• [Goal]
Return, word for word, every line that follows.

□ □ □ □

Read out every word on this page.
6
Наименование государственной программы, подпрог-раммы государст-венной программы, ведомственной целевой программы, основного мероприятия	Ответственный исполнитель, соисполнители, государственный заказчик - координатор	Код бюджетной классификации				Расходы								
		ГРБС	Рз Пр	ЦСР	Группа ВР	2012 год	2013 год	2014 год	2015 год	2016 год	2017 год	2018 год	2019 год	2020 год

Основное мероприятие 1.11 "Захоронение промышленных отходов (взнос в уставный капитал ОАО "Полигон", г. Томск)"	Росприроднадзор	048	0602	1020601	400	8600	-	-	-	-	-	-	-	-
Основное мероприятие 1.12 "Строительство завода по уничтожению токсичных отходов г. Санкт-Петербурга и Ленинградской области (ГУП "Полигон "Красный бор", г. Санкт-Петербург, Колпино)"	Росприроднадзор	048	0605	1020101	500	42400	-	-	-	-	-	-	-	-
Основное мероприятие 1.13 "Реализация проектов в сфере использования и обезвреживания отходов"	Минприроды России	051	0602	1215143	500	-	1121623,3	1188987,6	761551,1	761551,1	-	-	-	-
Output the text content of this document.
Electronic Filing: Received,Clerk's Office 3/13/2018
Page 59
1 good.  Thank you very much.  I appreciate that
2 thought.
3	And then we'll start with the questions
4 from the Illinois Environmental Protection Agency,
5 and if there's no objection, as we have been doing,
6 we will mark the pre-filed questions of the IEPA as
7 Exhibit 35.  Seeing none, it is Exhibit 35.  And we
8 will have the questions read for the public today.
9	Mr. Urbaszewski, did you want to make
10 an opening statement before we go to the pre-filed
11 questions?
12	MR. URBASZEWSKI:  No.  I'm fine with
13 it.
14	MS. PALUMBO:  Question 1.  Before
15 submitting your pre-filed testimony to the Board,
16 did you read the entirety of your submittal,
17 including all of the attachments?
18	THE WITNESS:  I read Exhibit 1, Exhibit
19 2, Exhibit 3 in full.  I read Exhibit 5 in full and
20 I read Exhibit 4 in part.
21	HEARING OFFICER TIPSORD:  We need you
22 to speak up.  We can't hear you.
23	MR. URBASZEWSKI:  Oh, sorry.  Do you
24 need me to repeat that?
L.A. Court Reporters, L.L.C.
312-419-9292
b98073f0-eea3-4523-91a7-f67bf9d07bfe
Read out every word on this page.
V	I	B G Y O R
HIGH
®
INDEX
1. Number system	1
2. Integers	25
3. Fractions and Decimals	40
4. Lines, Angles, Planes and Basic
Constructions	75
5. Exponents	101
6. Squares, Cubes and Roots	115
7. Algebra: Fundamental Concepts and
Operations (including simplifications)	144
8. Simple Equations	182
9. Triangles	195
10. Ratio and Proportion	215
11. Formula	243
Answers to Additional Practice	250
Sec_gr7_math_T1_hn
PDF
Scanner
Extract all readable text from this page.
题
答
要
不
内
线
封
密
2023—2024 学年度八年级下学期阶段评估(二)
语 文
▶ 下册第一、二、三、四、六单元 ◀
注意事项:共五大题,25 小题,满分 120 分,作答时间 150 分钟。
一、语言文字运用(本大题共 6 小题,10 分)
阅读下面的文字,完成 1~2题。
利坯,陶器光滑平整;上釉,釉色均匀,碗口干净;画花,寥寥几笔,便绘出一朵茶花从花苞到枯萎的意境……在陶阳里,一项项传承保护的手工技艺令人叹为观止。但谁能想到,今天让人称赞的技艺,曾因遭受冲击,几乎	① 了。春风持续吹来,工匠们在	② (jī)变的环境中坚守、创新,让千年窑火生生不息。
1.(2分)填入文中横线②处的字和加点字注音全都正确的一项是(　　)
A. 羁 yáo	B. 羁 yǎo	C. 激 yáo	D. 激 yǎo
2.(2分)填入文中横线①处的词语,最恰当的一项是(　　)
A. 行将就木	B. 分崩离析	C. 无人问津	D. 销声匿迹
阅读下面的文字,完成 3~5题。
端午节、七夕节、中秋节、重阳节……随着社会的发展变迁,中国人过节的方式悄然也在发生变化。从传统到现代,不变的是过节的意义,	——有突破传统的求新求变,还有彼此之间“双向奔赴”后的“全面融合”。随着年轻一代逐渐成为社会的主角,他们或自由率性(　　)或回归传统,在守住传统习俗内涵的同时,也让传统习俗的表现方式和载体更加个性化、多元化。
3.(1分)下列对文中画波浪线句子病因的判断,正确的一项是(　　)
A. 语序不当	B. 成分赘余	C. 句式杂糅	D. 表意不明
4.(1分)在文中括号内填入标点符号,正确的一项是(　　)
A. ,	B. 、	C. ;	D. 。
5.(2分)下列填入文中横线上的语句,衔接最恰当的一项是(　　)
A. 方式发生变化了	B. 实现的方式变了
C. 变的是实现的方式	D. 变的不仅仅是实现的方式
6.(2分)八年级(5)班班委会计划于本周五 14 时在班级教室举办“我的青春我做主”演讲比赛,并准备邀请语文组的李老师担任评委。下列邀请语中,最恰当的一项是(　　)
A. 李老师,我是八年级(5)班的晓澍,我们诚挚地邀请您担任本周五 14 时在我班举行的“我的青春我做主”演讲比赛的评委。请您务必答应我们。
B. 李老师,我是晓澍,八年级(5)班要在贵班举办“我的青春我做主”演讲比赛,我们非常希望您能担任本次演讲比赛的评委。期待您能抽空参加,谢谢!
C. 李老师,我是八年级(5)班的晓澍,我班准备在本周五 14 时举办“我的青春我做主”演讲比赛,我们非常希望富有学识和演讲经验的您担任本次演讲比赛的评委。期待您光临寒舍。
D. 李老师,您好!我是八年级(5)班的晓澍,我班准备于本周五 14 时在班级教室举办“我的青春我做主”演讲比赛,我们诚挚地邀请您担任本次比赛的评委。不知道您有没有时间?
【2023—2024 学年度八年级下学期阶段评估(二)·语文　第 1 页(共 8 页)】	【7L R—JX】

□ □ □ □

• [Response to the exercise]
Read out every word on this page.
6
Наименование государственной программы, подпрог-раммы государст-венной программы, ведомственной целевой программы, основного мероприятия	Ответственный исполнитель, соисполнители, государственный заказчик - координатор	Код бюджетной классификации				Расходы								
		ГРБС	Рз Пр	ЦСР	Группа ВР	2012 год	2013 год	2014 год	2015 год	2016 год	2017 год	2018 год	2019 год	2020 год

Основное мероприятие 1.11 "Захоронение промышленных отходов (взнос в уставный капитал ОАО "Полигон", г. Томск)"	Росприроднадзор	048	0602	1020601	400	8600	-	-	-	-	-	-	-	-
Основное мероприятие 1.12 "Строительство завода по уничтожению токсичных отходов г. Санкт-Петербурга и Ленинградской области (ГУП "Полигон "Красный бор", г. Санкт-Петербург, Колпино)"	Росприроднадзор	048	0605	1020101	500	42400	-	-	-	-	-	-	-	-
Основное мероприятие 1.13 "Реализация проектов в сфере использования и обезвреживания отходов"	Минприроды России	051	0602	1215143	500	-	1121623,3	1188987,6	761551,1	761551,1	-	-	-	-
Output the text content of this document.
Electronic Filing: Received,Clerk's Office 3/13/2018
Page 59
1 good.  Thank you very much.  I appreciate that
2 thought.
3	And then we'll start with the questions
4 from the Illinois Environmental Protection Agency,
5 and if there's no objection, as we have been doing,
6 we will mark the pre-filed questions of the IEPA as
7 Exhibit 35.  Seeing none, it is Exhibit 35.  And we
8 will have the questions read for the public today.
9	Mr. Urbaszewski, did you want to make
10 an opening statement before we go to the pre-filed
11 questions?
12	MR. URBASZEWSKI:  No.  I'm fine with
13 it.
14	MS. PALUMBO:  Question 1.  Before
15 submitting your pre-filed testimony to the Board,
16 did you read the entirety of your submittal,
17 including all of the attachments?
18	THE WITNESS:  I read Exhibit 1, Exhibit
19 2, Exhibit 3 in full.  I read Exhibit 5 in full and
20 I read Exhibit 4 in part.
21	HEARING OFFICER TIPSORD:  We need you
22 to speak up.  We can't hear you.
23	MR. URBASZEWSKI:  Oh, sorry.  Do you
24 need me to repeat that?
L.A. Court Reporters, L.L.C.
312-419-9292
b98073f0-eea3-4523-91a7-f67bf9d07bfe
Read out every word on this page.
V	I	B G Y O R
HIGH
®
INDEX
1. Number system	1
2. Integers	25
3. Fractions and Decimals	40
4. Lines, Angles, Planes and Basic
Constructions	75
5. Exponents	101
6. Squares, Cubes and Roots	115
7. Algebra: Fundamental Concepts and
Operations (including simplifications)	144
8. Simple Equations	182
9. Triangles	195
10. Ratio and Proportion	215
11. Formula	243
Answers to Additional Practice	250
Sec_gr7_math_T1_hn
PDF
Scanner
Extract all readable text from this page.
题
答
要
不
内
线
封
密
2023—2024 学年度八年级下学期阶段评估(二)
语 文
▶ 下册第一、二、三、四、六单元 ◀
注意事项:共五大题,25 小题,满分 120 分,作答时间 150 分钟。
一、语言文字运用(本大题共 6 小题,10 分)
阅读下面的文字,完成 1~2题。
利坯,陶器光滑平整;上釉,釉色均匀,碗口干净;画花,寥寥几笔,便绘出一朵茶花从花苞到枯萎的意境……在陶阳里,一项项传承保护的手工技艺令人叹为观止。但谁能想到,今天让人称赞的技艺,曾因遭受冲击,几乎	① 了。春风持续吹来,工匠们在	② (jī)变的环境中坚守、创新,让千年窑火生生不息。
1.(2分)填入文中横线②处的字和加点字注音全都正确的一项是(　　)
A. 羁 yáo	B. 羁 yǎo	C. 激 yáo	D. 激 yǎo
2.(2分)填入文中横线①处的词语,最恰当的一项是(　　)
A. 行将就木	B. 分崩离析	C. 无人问津	D. 销声匿迹
阅读下面的文字,完成 3~5题。
端午节、七夕节、中秋节、重阳节……随着社会的发展变迁,中国人过节的方式悄然也在发生变化。从传统到现代,不变的是过节的意义,	——有突破传统的求新求变,还有彼此之间“双向奔赴”后的“全面融合”。随着年轻一代逐渐成为社会的主角,他们或自由率性(　　)或回归传统,在守住传统习俗内涵的同时,也让传统习俗的表现方式和载体更加个性化、多元化。
3.(1分)下列对文中画波浪线句子病因的判断,正确的一项是(　　)
A. 语序不当	B. 成分赘余	C. 句式杂糅	D. 表意不明
4.(1分)在文中括号内填入标点符号,正确的一项是(　　)
A. ,	B. 、	C. ;	D. 。
5.(2分)下列填入文中横线上的语句,衔接最恰当的一项是(　　)
A. 方式发生变化了	B. 实现的方式变了
C. 变的是实现的方式	D. 变的不仅仅是实现的方式
6.(2分)八年级(5)班班委会计划于本周五 14 时在班级教室举办“我的青春我做主”演讲比赛,并准备邀请语文组的李老师担任评委。下列邀请语中,最恰当的一项是(　　)
A. 李老师,我是八年级(5)班的晓澍,我们诚挚地邀请您担任本周五 14 时在我班举行的“我的青春我做主”演讲比赛的评委。请您务必答应我们。
B. 李老师,我是晓澍,八年级(5)班要在贵班举办“我的青春我做主”演讲比赛,我们非常希望您能担任本次演讲比赛的评委。期待您能抽空参加,谢谢!
C. 李老师,我是八年级(5)班的晓澍,我班准备在本周五 14 时举办“我的青春我做主”演讲比赛,我们非常希望富有学识和演讲经验的您担任本次演讲比赛的评委。期待您光临寒舍。
D. 李老师,您好!我是八年级(5)班的晓澍,我班准备于本周五 14 时在班级教室举办“我的青春我做主”演讲比赛,我们诚挚地邀请您担任本次比赛的评委。不知道您有没有时间?
【2023—2024 学年度八年级下学期阶段评估(二)·语文　第 1 页(共 8 页)】	【7L R—JX】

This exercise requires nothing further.